[Dataset listings of figures]
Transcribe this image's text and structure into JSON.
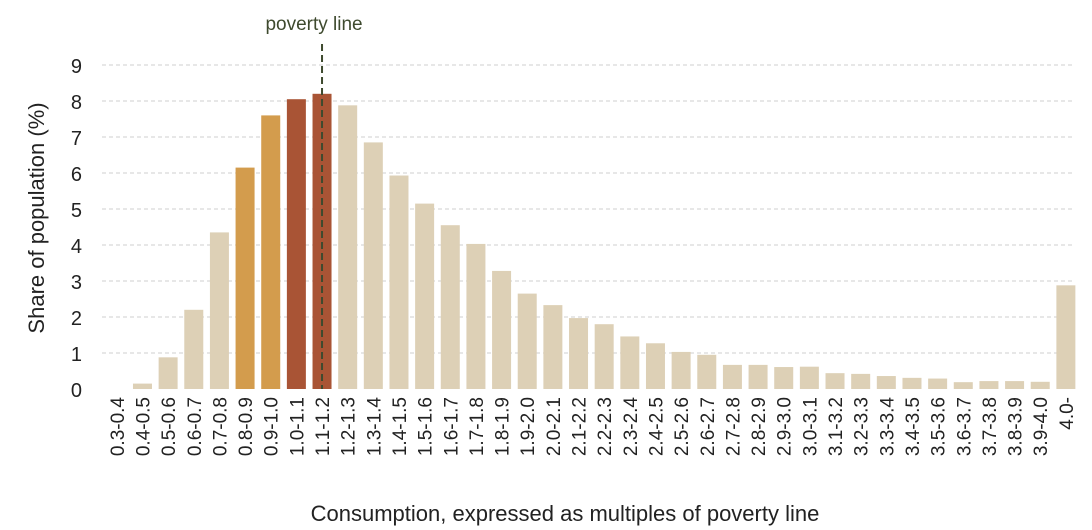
{
  "chart_data": {
    "type": "bar",
    "title": "",
    "xlabel": "Consumption, expressed as multiples of poverty line",
    "ylabel": "Share of population (%)",
    "ylim": [
      0,
      9
    ],
    "yticks": [
      0,
      1,
      2,
      3,
      4,
      5,
      6,
      7,
      8,
      9
    ],
    "grid": "horizontal-dashed",
    "categories": [
      "0.3-0.4",
      "0.4-0.5",
      "0.5-0.6",
      "0.6-0.7",
      "0.7-0.8",
      "0.8-0.9",
      "0.9-1.0",
      "1.0-1.1",
      "1.1-1.2",
      "1.2-1.3",
      "1.3-1.4",
      "1.4-1.5",
      "1.5-1.6",
      "1.6-1.7",
      "1.7-1.8",
      "1.8-1.9",
      "1.9-2.0",
      "2.0-2.1",
      "2.1-2.2",
      "2.2-2.3",
      "2.3-2.4",
      "2.4-2.5",
      "2.5-2.6",
      "2.6-2.7",
      "2.7-2.8",
      "2.8-2.9",
      "2.9-3.0",
      "3.0-3.1",
      "3.1-3.2",
      "3.2-3.3",
      "3.3-3.4",
      "3.4-3.5",
      "3.5-3.6",
      "3.6-3.7",
      "3.7-3.8",
      "3.8-3.9",
      "3.9-4.0",
      "4.0-"
    ],
    "values": [
      0,
      0.15,
      0.88,
      2.2,
      4.35,
      6.15,
      7.6,
      8.05,
      8.2,
      7.88,
      6.85,
      5.93,
      5.15,
      4.55,
      4.03,
      3.28,
      2.65,
      2.33,
      1.97,
      1.8,
      1.46,
      1.27,
      1.03,
      0.95,
      0.67,
      0.67,
      0.61,
      0.62,
      0.44,
      0.42,
      0.36,
      0.31,
      0.29,
      0.19,
      0.22,
      0.22,
      0.2,
      2.88
    ],
    "colors": {
      "default": "#ddd0b6",
      "highlight": {
        "0.8-0.9": "#d39c4d",
        "0.9-1.0": "#d39c4d",
        "1.0-1.1": "#a95435",
        "1.1-1.2": "#a95435"
      },
      "poverty_line": "#3e4a2e",
      "grid": "#cfcfcf"
    },
    "annotations": [
      {
        "text": "poverty line",
        "at": 1.1
      }
    ]
  }
}
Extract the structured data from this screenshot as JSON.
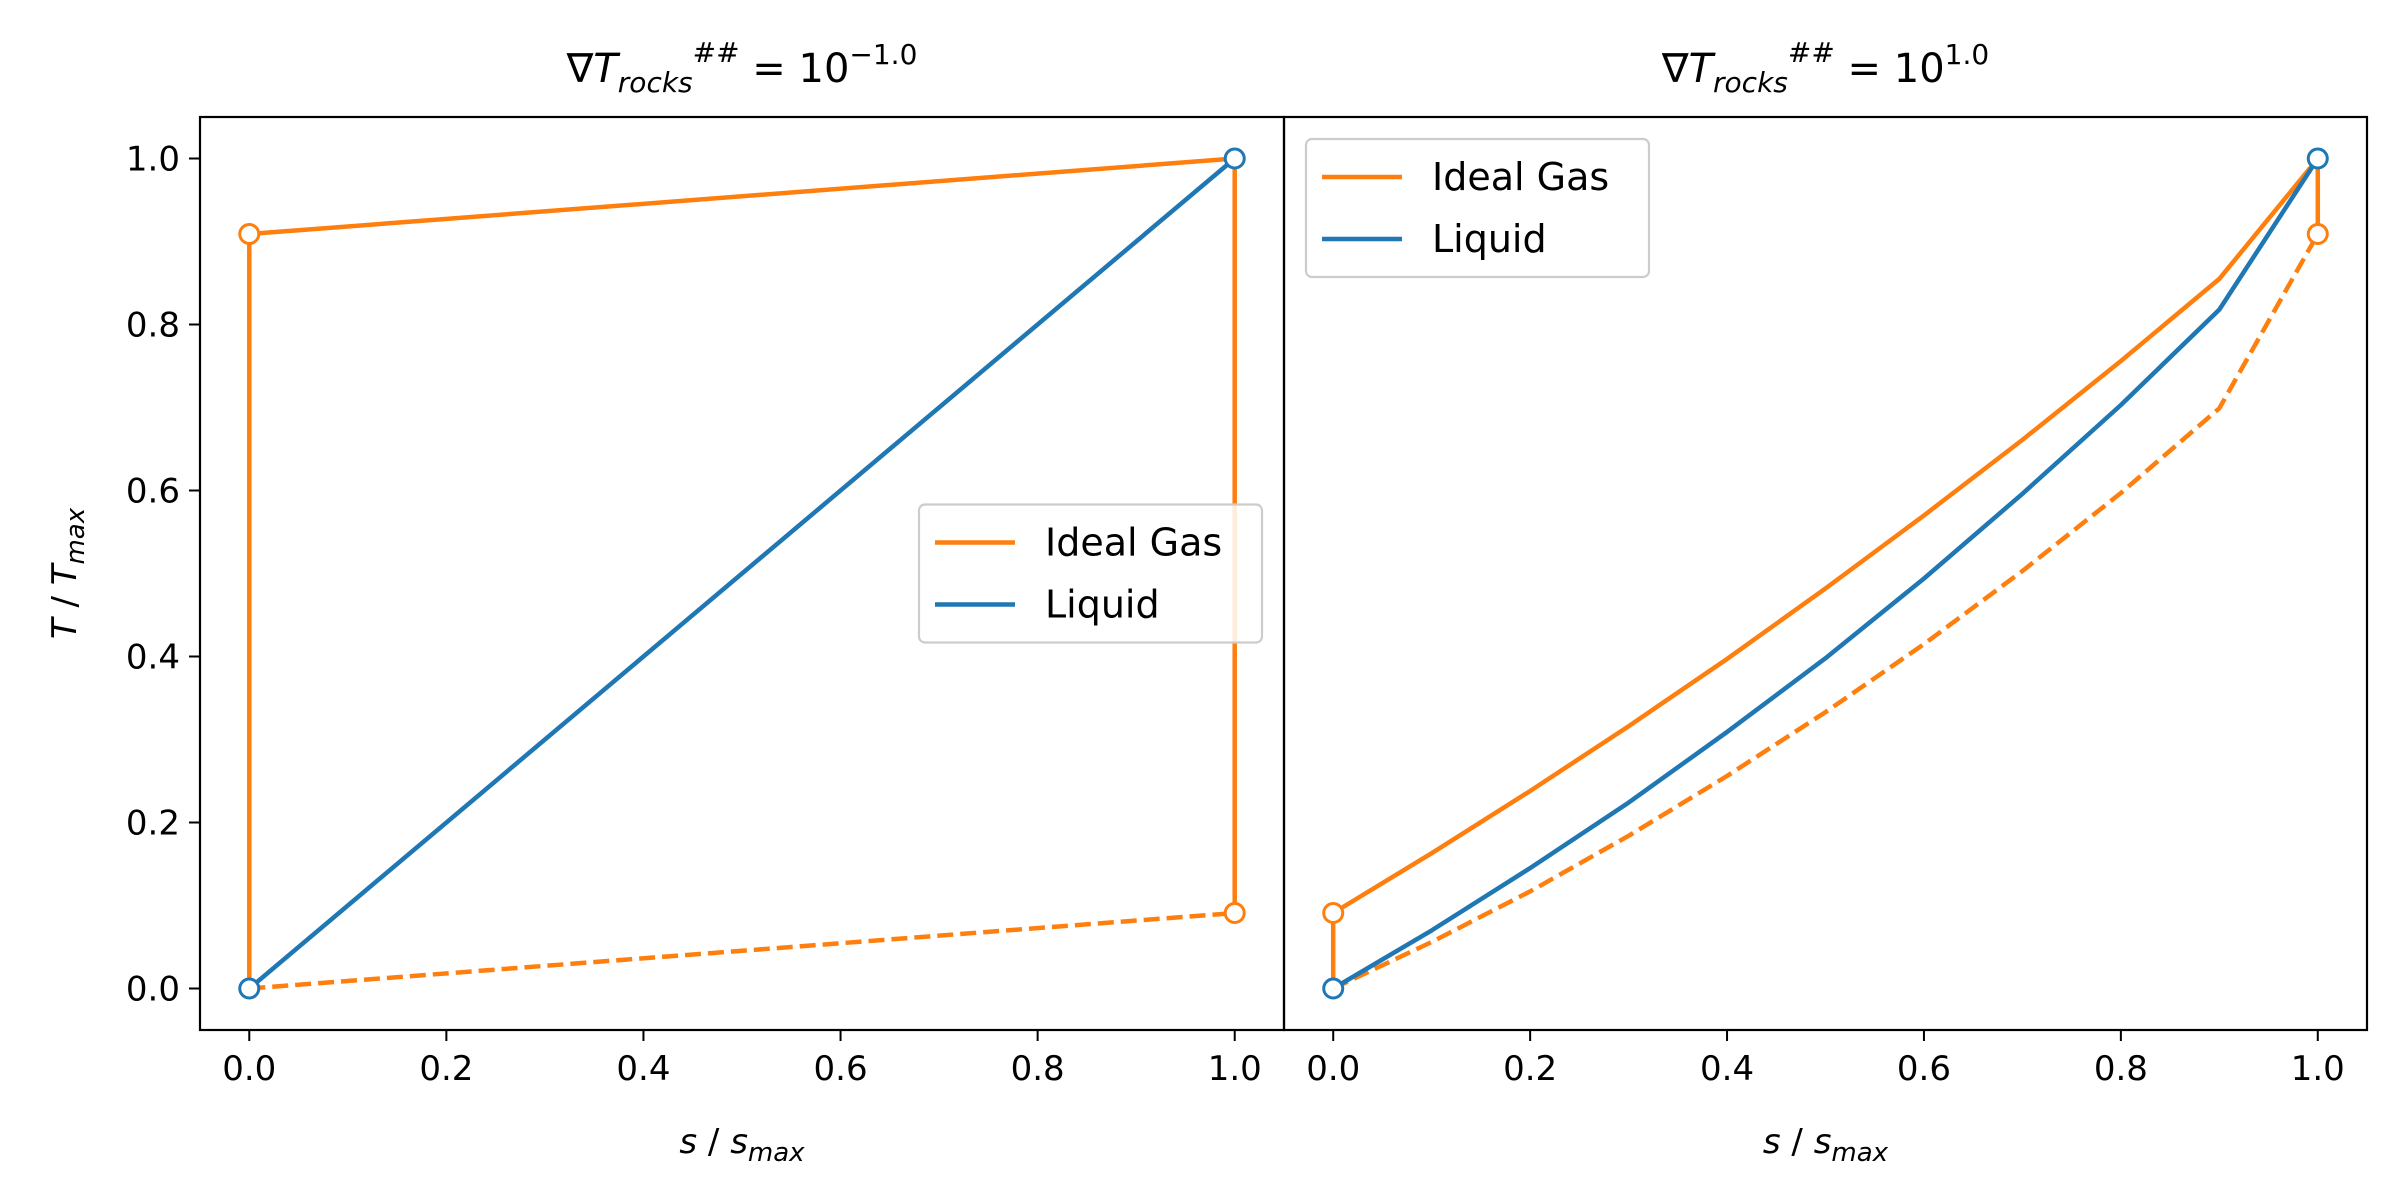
{
  "chart_data": [
    {
      "type": "line",
      "title": "∇T_rocks^## = 10^-1.0",
      "title_parts": {
        "base": "∇",
        "var": "T",
        "sub": "rocks",
        "sup": "##",
        "eq": " = 10",
        "exp": "−1.0"
      },
      "xlabel": "s / s_max",
      "xlabel_parts": {
        "var": "s",
        "sep": " / ",
        "var2": "s",
        "sub": "max"
      },
      "ylabel": "T / T_max",
      "ylabel_parts": {
        "var": "T",
        "sep": " / ",
        "var2": "T",
        "sub": "max"
      },
      "xlim": [
        -0.05,
        1.05
      ],
      "ylim": [
        -0.05,
        1.05
      ],
      "xticks": [
        "0.0",
        "0.2",
        "0.4",
        "0.6",
        "0.8",
        "1.0"
      ],
      "yticks": [
        "0.0",
        "0.2",
        "0.4",
        "0.6",
        "0.8",
        "1.0"
      ],
      "legend": {
        "placement": "center-right",
        "entries": [
          {
            "name": "Ideal Gas",
            "color": "#ff7f0e"
          },
          {
            "name": "Liquid",
            "color": "#1f77b4"
          }
        ]
      },
      "series": [
        {
          "name": "Ideal Gas",
          "color": "#ff7f0e",
          "style": "solid",
          "x": [
            0,
            0,
            1,
            1
          ],
          "y": [
            0,
            0.909,
            1.0,
            0.091
          ]
        },
        {
          "name": "",
          "color": "#ff7f0e",
          "style": "dashed",
          "x": [
            0,
            1
          ],
          "y": [
            0,
            0.091
          ]
        },
        {
          "name": "Liquid",
          "color": "#1f77b4",
          "style": "solid",
          "x": [
            0,
            1
          ],
          "y": [
            0,
            1.0
          ]
        }
      ],
      "markers": [
        {
          "x": 0,
          "y": 0.909,
          "color": "#ff7f0e"
        },
        {
          "x": 1,
          "y": 0.091,
          "color": "#ff7f0e"
        },
        {
          "x": 0,
          "y": 0,
          "color": "#1f77b4"
        },
        {
          "x": 1,
          "y": 1.0,
          "color": "#1f77b4"
        }
      ]
    },
    {
      "type": "line",
      "title": "∇T_rocks^## = 10^1.0",
      "title_parts": {
        "base": "∇",
        "var": "T",
        "sub": "rocks",
        "sup": "##",
        "eq": " = 10",
        "exp": "1.0"
      },
      "xlabel": "s / s_max",
      "xlabel_parts": {
        "var": "s",
        "sep": " / ",
        "var2": "s",
        "sub": "max"
      },
      "xlim": [
        -0.05,
        1.05
      ],
      "ylim": [
        -0.05,
        1.05
      ],
      "xticks": [
        "0.0",
        "0.2",
        "0.4",
        "0.6",
        "0.8",
        "1.0"
      ],
      "legend": {
        "placement": "top-left",
        "entries": [
          {
            "name": "Ideal Gas",
            "color": "#ff7f0e"
          },
          {
            "name": "Liquid",
            "color": "#1f77b4"
          }
        ]
      },
      "series": [
        {
          "name": "Ideal Gas",
          "color": "#ff7f0e",
          "style": "solid",
          "x": [
            0,
            0,
            0.1,
            0.2,
            0.3,
            0.4,
            0.5,
            0.6,
            0.7,
            0.8,
            0.9,
            1.0,
            1.0
          ],
          "y": [
            0,
            0.091,
            0.163,
            0.238,
            0.316,
            0.397,
            0.482,
            0.57,
            0.661,
            0.756,
            0.855,
            1.0,
            0.909
          ]
        },
        {
          "name": "",
          "color": "#ff7f0e",
          "style": "dashed",
          "x": [
            0,
            0.1,
            0.2,
            0.3,
            0.4,
            0.5,
            0.6,
            0.7,
            0.8,
            0.9,
            1.0
          ],
          "y": [
            0,
            0.056,
            0.117,
            0.184,
            0.256,
            0.333,
            0.415,
            0.503,
            0.597,
            0.699,
            0.909
          ]
        },
        {
          "name": "Liquid",
          "color": "#1f77b4",
          "style": "solid",
          "x": [
            0,
            0.1,
            0.2,
            0.3,
            0.4,
            0.5,
            0.6,
            0.7,
            0.8,
            0.9,
            1.0
          ],
          "y": [
            0,
            0.07,
            0.145,
            0.224,
            0.309,
            0.398,
            0.494,
            0.596,
            0.703,
            0.818,
            1.0
          ]
        }
      ],
      "markers": [
        {
          "x": 0,
          "y": 0.091,
          "color": "#ff7f0e"
        },
        {
          "x": 1,
          "y": 0.909,
          "color": "#ff7f0e"
        },
        {
          "x": 0,
          "y": 0,
          "color": "#1f77b4"
        },
        {
          "x": 1,
          "y": 1.0,
          "color": "#1f77b4"
        }
      ]
    }
  ]
}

◆ YOUR GOAL:
Write out the entries above verbatim; the pictures do not belong in your copy.

◆ FINISHED ANSWER:
Transcribe this image's text and structure into JSON.
{
  "chart_data": {
    "type": "bar",
    "title": "",
    "xlabel": "Consumption, expressed as multiples of poverty line",
    "ylabel": "Share of population (%)",
    "ylim": [
      0,
      9
    ],
    "yticks": [
      0,
      1,
      2,
      3,
      4,
      5,
      6,
      7,
      8,
      9
    ],
    "grid": "horizontal-dashed",
    "categories": [
      "0.3-0.4",
      "0.4-0.5",
      "0.5-0.6",
      "0.6-0.7",
      "0.7-0.8",
      "0.8-0.9",
      "0.9-1.0",
      "1.0-1.1",
      "1.1-1.2",
      "1.2-1.3",
      "1.3-1.4",
      "1.4-1.5",
      "1.5-1.6",
      "1.6-1.7",
      "1.7-1.8",
      "1.8-1.9",
      "1.9-2.0",
      "2.0-2.1",
      "2.1-2.2",
      "2.2-2.3",
      "2.3-2.4",
      "2.4-2.5",
      "2.5-2.6",
      "2.6-2.7",
      "2.7-2.8",
      "2.8-2.9",
      "2.9-3.0",
      "3.0-3.1",
      "3.1-3.2",
      "3.2-3.3",
      "3.3-3.4",
      "3.4-3.5",
      "3.5-3.6",
      "3.6-3.7",
      "3.7-3.8",
      "3.8-3.9",
      "3.9-4.0",
      "4.0-"
    ],
    "values": [
      0,
      0.15,
      0.88,
      2.2,
      4.35,
      6.15,
      7.6,
      8.05,
      8.2,
      7.88,
      6.85,
      5.93,
      5.15,
      4.55,
      4.03,
      3.28,
      2.65,
      2.33,
      1.97,
      1.8,
      1.46,
      1.27,
      1.03,
      0.95,
      0.67,
      0.67,
      0.61,
      0.62,
      0.44,
      0.42,
      0.36,
      0.31,
      0.29,
      0.19,
      0.22,
      0.22,
      0.2,
      2.88
    ],
    "colors": {
      "default": "#ddd0b6",
      "highlight": {
        "0.8-0.9": "#d39c4d",
        "0.9-1.0": "#d39c4d",
        "1.0-1.1": "#a95435",
        "1.1-1.2": "#a95435"
      },
      "poverty_line": "#3e4a2e",
      "grid": "#cfcfcf"
    },
    "annotations": [
      {
        "text": "poverty line",
        "at": 1.1
      }
    ]
  }
}
Extract the structured data from this screenshot as JSON.
{
  "chart_data": [
    {
      "type": "line",
      "title": "∇T_rocks^## = 10^-1.0",
      "title_parts": {
        "base": "∇",
        "var": "T",
        "sub": "rocks",
        "sup": "##",
        "eq": " = 10",
        "exp": "−1.0"
      },
      "xlabel": "s / s_max",
      "xlabel_parts": {
        "var": "s",
        "sep": " / ",
        "var2": "s",
        "sub": "max"
      },
      "ylabel": "T / T_max",
      "ylabel_parts": {
        "var": "T",
        "sep": " / ",
        "var2": "T",
        "sub": "max"
      },
      "xlim": [
        -0.05,
        1.05
      ],
      "ylim": [
        -0.05,
        1.05
      ],
      "xticks": [
        "0.0",
        "0.2",
        "0.4",
        "0.6",
        "0.8",
        "1.0"
      ],
      "yticks": [
        "0.0",
        "0.2",
        "0.4",
        "0.6",
        "0.8",
        "1.0"
      ],
      "legend": {
        "placement": "center-right",
        "entries": [
          {
            "name": "Ideal Gas",
            "color": "#ff7f0e"
          },
          {
            "name": "Liquid",
            "color": "#1f77b4"
          }
        ]
      },
      "series": [
        {
          "name": "Ideal Gas",
          "color": "#ff7f0e",
          "style": "solid",
          "x": [
            0,
            0,
            1,
            1
          ],
          "y": [
            0,
            0.909,
            1.0,
            0.091
          ]
        },
        {
          "name": "",
          "color": "#ff7f0e",
          "style": "dashed",
          "x": [
            0,
            1
          ],
          "y": [
            0,
            0.091
          ]
        },
        {
          "name": "Liquid",
          "color": "#1f77b4",
          "style": "solid",
          "x": [
            0,
            1
          ],
          "y": [
            0,
            1.0
          ]
        }
      ],
      "markers": [
        {
          "x": 0,
          "y": 0.909,
          "color": "#ff7f0e"
        },
        {
          "x": 1,
          "y": 0.091,
          "color": "#ff7f0e"
        },
        {
          "x": 0,
          "y": 0,
          "color": "#1f77b4"
        },
        {
          "x": 1,
          "y": 1.0,
          "color": "#1f77b4"
        }
      ]
    },
    {
      "type": "line",
      "title": "∇T_rocks^## = 10^1.0",
      "title_parts": {
        "base": "∇",
        "var": "T",
        "sub": "rocks",
        "sup": "##",
        "eq": " = 10",
        "exp": "1.0"
      },
      "xlabel": "s / s_max",
      "xlabel_parts": {
        "var": "s",
        "sep": " / ",
        "var2": "s",
        "sub": "max"
      },
      "xlim": [
        -0.05,
        1.05
      ],
      "ylim": [
        -0.05,
        1.05
      ],
      "xticks": [
        "0.0",
        "0.2",
        "0.4",
        "0.6",
        "0.8",
        "1.0"
      ],
      "legend": {
        "placement": "top-left",
        "entries": [
          {
            "name": "Ideal Gas",
            "color": "#ff7f0e"
          },
          {
            "name": "Liquid",
            "color": "#1f77b4"
          }
        ]
      },
      "series": [
        {
          "name": "Ideal Gas",
          "color": "#ff7f0e",
          "style": "solid",
          "x": [
            0,
            0,
            0.1,
            0.2,
            0.3,
            0.4,
            0.5,
            0.6,
            0.7,
            0.8,
            0.9,
            1.0,
            1.0
          ],
          "y": [
            0,
            0.091,
            0.163,
            0.238,
            0.316,
            0.397,
            0.482,
            0.57,
            0.661,
            0.756,
            0.855,
            1.0,
            0.909
          ]
        },
        {
          "name": "",
          "color": "#ff7f0e",
          "style": "dashed",
          "x": [
            0,
            0.1,
            0.2,
            0.3,
            0.4,
            0.5,
            0.6,
            0.7,
            0.8,
            0.9,
            1.0
          ],
          "y": [
            0,
            0.056,
            0.117,
            0.184,
            0.256,
            0.333,
            0.415,
            0.503,
            0.597,
            0.699,
            0.909
          ]
        },
        {
          "name": "Liquid",
          "color": "#1f77b4",
          "style": "solid",
          "x": [
            0,
            0.1,
            0.2,
            0.3,
            0.4,
            0.5,
            0.6,
            0.7,
            0.8,
            0.9,
            1.0
          ],
          "y": [
            0,
            0.07,
            0.145,
            0.224,
            0.309,
            0.398,
            0.494,
            0.596,
            0.703,
            0.818,
            1.0
          ]
        }
      ],
      "markers": [
        {
          "x": 0,
          "y": 0.091,
          "color": "#ff7f0e"
        },
        {
          "x": 1,
          "y": 0.909,
          "color": "#ff7f0e"
        },
        {
          "x": 0,
          "y": 0,
          "color": "#1f77b4"
        },
        {
          "x": 1,
          "y": 1.0,
          "color": "#1f77b4"
        }
      ]
    }
  ]
}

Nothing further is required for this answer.